> _Tâche courte A_:
D'après l'extrait sur l'élection présidentielle kenyane, quelle est la date limite pour que Raila Odinga dépose un recours auprès de la Cour suprême ?
> _Tâche courte B_:
Poursuivez l'extrait sur l'élection présidentielle kenyane à partir de sa dernière phrase.
------ Extrait à lire ------
Mercredi 17 Août 2022

Raila Odinga, le candidat déclaré perdant par la Commission électorale kenyane face à William Ruto
Raila Odinga, le candidat déclaré perdant par la Commission électorale kenyane face à William Ruto
 
L'homme politique kenyan Raila Odinga a qualifié de "parodie" le résultat de l'élection présidentielle du 9 août qu'il a été déclaré avoir perdu face au vice-président William Ruto et a mis en garde mardi contre une longue crise juridique à laquelle la démocratie kenyane est confrontée.
 
Ses premiers commentaires sur le résultat sont intervenus après que quatre des sept commissaires électoraux ont déclaré qu'ils s'en tenaient à leur décision, prise un jour plus tôt, de désavouer les chiffres annoncés par le président de la commission électorale, Wafula Chebukati.
 
La série d'événements dramatiques a fait craindre des violences similaires à celles qui ont suivi les scrutins contestés dans le pays le plus riche d'Afrique de l'Est en 2007, lorsque plus de 1 200 personnes ont été tuées, et à nouveau en 2017, lorsque plus de 100 personnes sont mortes.
 
Dans la nuit, les partisans d'Odinga ont affronté la police et brûlé des pneus dans la ville de Kisumu (ouest) et dans l'immense bidonville de Kibera, dans la capitale Nairobi, mais le calme était revenu dans les rues mardi matin.
 
"Notre point de vue est que les chiffres annoncés par Chebukati sont nuls et non avenus et doivent être annulés par un tribunal", a déclaré M. Odinga, vétéran de l'opposition et cinq fois candidat à la présidentielle, soutenu cette fois par le président sortant Uhuru Kenyatta.
 
"Ce que nous avons vu hier est une parodie", a-t-il déclaré aux journalistes, tout en appelant ses partisans à rester pacifiques. "Que personne ne prenne la loi entre ses mains", a-t-il ajouté.
 
Avant de monter sur scène, M. Odinga a diffusé la conférence de presse des membres dissidents de la commission sur son propre site. Il a déclaré qu'il n'était pas encore prêt à annoncer des mesures juridiques spécifiques.
 
Odinga a jusqu'à lundi 22 août 2022 pour déposer un recours auprès de la Cour suprême.
S'exprimant au nom des quatre commissaires, la vice-présidente de la commission électorale, Juliana Cherera, a déclaré que les résultats montrant que Ruto avait remporté 50,49 % des voix étaient erronés et que Chebukati n'avait pas tenu compte des préoccupations exprimées par d'autres commissaires au sujet du décompte.
 
Cherera a par la suite déclaré que l'une de ses principales revendications était basée sur une erreur mathématique. Elle avait initialement souligné que les pourcentages de voix pour les quatre candidats de la course s'additionnaient à 100,01%, affirmant que les 0,01% supplémentaires représentaient 142 000 voix, assez pour potentiellement faire basculer l'élection.
Ruto a battu Odinga par environ 233.000 voix.
------ Extraits d'enregistrements ------
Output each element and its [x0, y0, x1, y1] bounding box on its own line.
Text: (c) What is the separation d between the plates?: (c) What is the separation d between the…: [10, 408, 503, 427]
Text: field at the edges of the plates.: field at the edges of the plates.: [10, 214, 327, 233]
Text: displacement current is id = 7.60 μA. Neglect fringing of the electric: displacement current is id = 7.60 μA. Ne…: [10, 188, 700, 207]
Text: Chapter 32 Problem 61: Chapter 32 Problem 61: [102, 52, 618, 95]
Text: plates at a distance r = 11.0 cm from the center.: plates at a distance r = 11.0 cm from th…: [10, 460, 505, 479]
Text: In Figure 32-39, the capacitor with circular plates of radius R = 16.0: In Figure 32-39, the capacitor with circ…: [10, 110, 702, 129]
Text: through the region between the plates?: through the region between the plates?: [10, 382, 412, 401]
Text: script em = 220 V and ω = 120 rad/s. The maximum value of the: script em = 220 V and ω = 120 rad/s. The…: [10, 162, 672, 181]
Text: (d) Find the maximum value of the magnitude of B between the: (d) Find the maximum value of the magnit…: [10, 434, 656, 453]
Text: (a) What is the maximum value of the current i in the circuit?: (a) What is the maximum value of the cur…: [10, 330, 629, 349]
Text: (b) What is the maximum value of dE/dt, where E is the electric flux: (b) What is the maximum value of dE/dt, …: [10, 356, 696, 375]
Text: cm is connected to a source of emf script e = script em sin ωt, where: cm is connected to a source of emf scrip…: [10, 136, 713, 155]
------
> _Réponse A_:
Le lundi 22 août 2022.

> _Réponse B_:
En réponse à une question de Reuters, Cherera a reconnu par la suite que 0,01% des 14,2 millions de votes exprimés représentait en réalité 1 420 voix, mais a déclaré que le décompte montrait toujours un manque de contrôle de la qualité des données.
Reuters n'a pas pu joindre le porte-parole de la commission électorale pour un commentaire.
 
CALME DANS LES RUES
 
Le souvenir des effusions de sang post-électorales étant encore frais dans les mémoires, M. Odinga a dû faire face à des appels en provenance de son pays et de l'étranger pour s'engager à résoudre tout problème devant les tribunaux.
 
Le Secrétaire général de l'ONU, Antonio Guterres, s'est entretenu avec Ruto mardi et espère s'entretenir avec Odinga mercredi, a déclaré le porte-parole de l'ONU, Stephane Dujarric, ajoutant que M. Guterres espérait que le processus électoral serait achevé conformément à la loi.
 
Le porte-parole du Département d'Etat américain, Ned Price, a exhorté les parties à travailler ensemble pour "résoudre pacifiquement toute préoccupation restante concernant l'élection" par le biais des mécanismes de résolution des conflits existants et a demandé aux dirigeants des partis politiques d'exhorter leurs partisans à rester pacifiques.
 
"Nous espérons voir le calme et la patience prévaloir", a déclaré M. Price aux journalistes, ajoutant que Washington restera en contact étroit avec ses partenaires kényans.
 
Dans un restaurant bondé de Kisumu, le bastion d'Odinga, des applaudissements sporadiques ont retenti alors que ses partisans suivaient sa déclaration rejetant les résultats et appelant à la paix. A l'extérieur, les rues étaient calmes.
 
"Il n'y a pas besoin de manifester parce que nous avons la preuve que Ruto a truqué les résultats", a déclaré Justin Omondi, un homme d'affaires et partisan d'Odinga.
 
Malgré cela, les manifestations de la nuit ont montré à quel point les tensions pouvaient rapidement s'aggraver. De nombreux magasins de Kisumu étaient fermés mardi, et les routes étaient parsemées de pierres et de traces de pneus brûlés.
 
Nancy Achieng est arrivée mardi matin pour trouver son stand de nourriture en bord de route dans le quartier de Kondele détruit.
 
"J'ai perdu les élections et j'ai aussi perdu mon commerce", a déclaré Nancy Achieng, qui vendait des haricots, des chapatis et du maïs grillé depuis deux ans.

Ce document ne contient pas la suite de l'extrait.